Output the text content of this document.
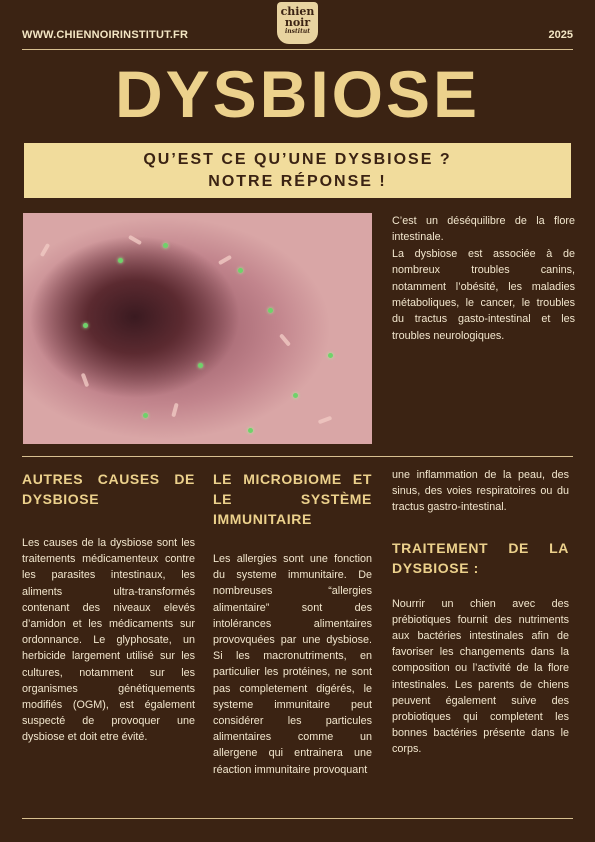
WWW.CHIENNOIRINSTITUT.FR	2025
chien
noir
institut
DYSBIOSE
QU’EST CE QU’UNE DYSBIOSE ?
NOTRE RÉPONSE !

C’est un déséquilibre de la flore intestinale.

La dysbiose est associée à de nombreux troubles canins, notamment l’obésité, les maladies métaboliques, le cancer, le troubles du tractus gasto-intestinal et les troubles neurologiques.

AUTRES CAUSES DE DYSBIOSE

Les causes de la dysbiose sont les traitements médicamenteux contre les parasites intestinaux, les aliments ultra-transformés contenant des niveaux elevés d’amidon et les médicaments sur ordonnance. Le glyphosate, un herbicide largement utilisé sur les cultures, notamment sur les organismes génétiquements modifiés (OGM), est également suspecté de provoquer une dysbiose et doit etre évité.

LE MICROBIOME ET LE SYSTÈME IMMUNITAIRE

Les allergies sont une fonction du systeme immunitaire. De nombreuses “allergies alimentaire” sont des intolérances alimentaires provovquées par une dysbiose. Si les macronutriments, en particulier les protéines, ne sont pas completement digérés, le systeme immunitaire peut considérer les particules alimentaires comme un allergene qui entrainera une réaction immunitaire provoquant

une inflammation de la peau, des sinus, des voies respiratoires ou du tractus gastro-intestinal.

TRAITEMENT DE LA DYSBIOSE :

Nourrir un chien avec des prébiotiques fournit des nutriments aux bactéries intestinales afin de favoriser les changements dans la composition ou l’activité de la flore intestinales. Les parents de chiens peuvent également suive des probiotiques qui completent les bonnes bactéries présente dans le corps.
--------
§ What you have to do
Show each line in the entries that holds the string "flore".

§ Reply
C’est un déséquilibre de la flore intestinale.
Nourrir un chien avec des prébiotiques fournit des nutriments aux bactéries intestinales afin de favoriser les changements dans la composition ou l’activité de la flore intestinales. Les parents de chiens peuvent également suive des probiotiques qui completent les bonnes bactéries présente dans le corps.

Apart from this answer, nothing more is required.